> [Problem description]:
Isolate every line in the data with the string "Wiener" and copy it.

Dataset excerpt
◇ ◇ ◇ ◇
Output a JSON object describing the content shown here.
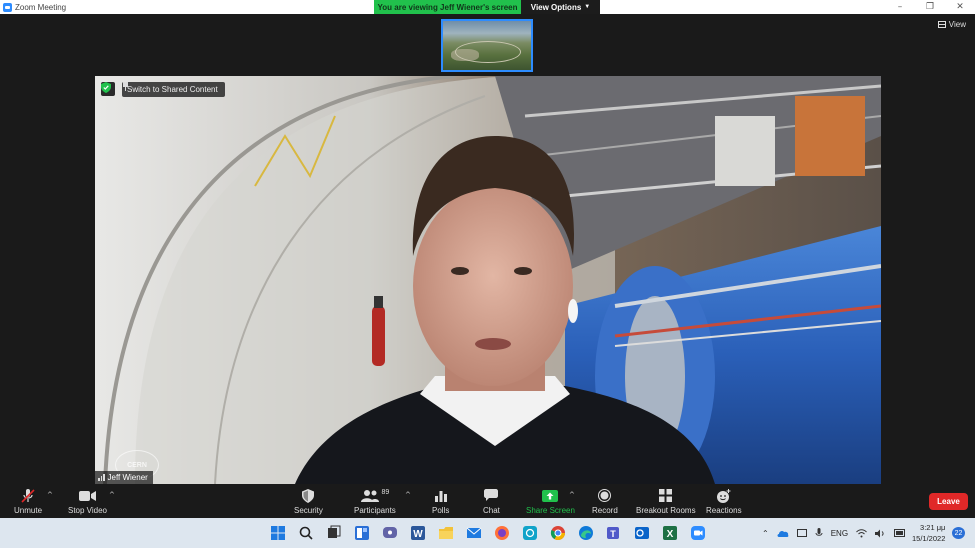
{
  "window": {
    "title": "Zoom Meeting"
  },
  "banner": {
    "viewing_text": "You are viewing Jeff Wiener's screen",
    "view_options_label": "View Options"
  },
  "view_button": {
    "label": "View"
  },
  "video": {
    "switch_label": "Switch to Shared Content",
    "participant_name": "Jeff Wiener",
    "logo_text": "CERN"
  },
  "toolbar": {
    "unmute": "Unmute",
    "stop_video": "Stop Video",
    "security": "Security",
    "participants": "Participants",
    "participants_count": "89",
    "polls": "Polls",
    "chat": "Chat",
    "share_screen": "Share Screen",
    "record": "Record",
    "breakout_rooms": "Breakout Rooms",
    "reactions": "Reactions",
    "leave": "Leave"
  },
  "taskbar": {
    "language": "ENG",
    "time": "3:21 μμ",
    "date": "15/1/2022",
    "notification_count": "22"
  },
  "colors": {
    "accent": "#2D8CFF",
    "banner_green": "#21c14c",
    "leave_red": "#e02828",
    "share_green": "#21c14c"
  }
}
◇ ◇ ◇ ◇
> [Complete answer]:
    "viewing_text": "You are viewing Jeff Wiener's screen",
    "participant_name": "Jeff Wiener",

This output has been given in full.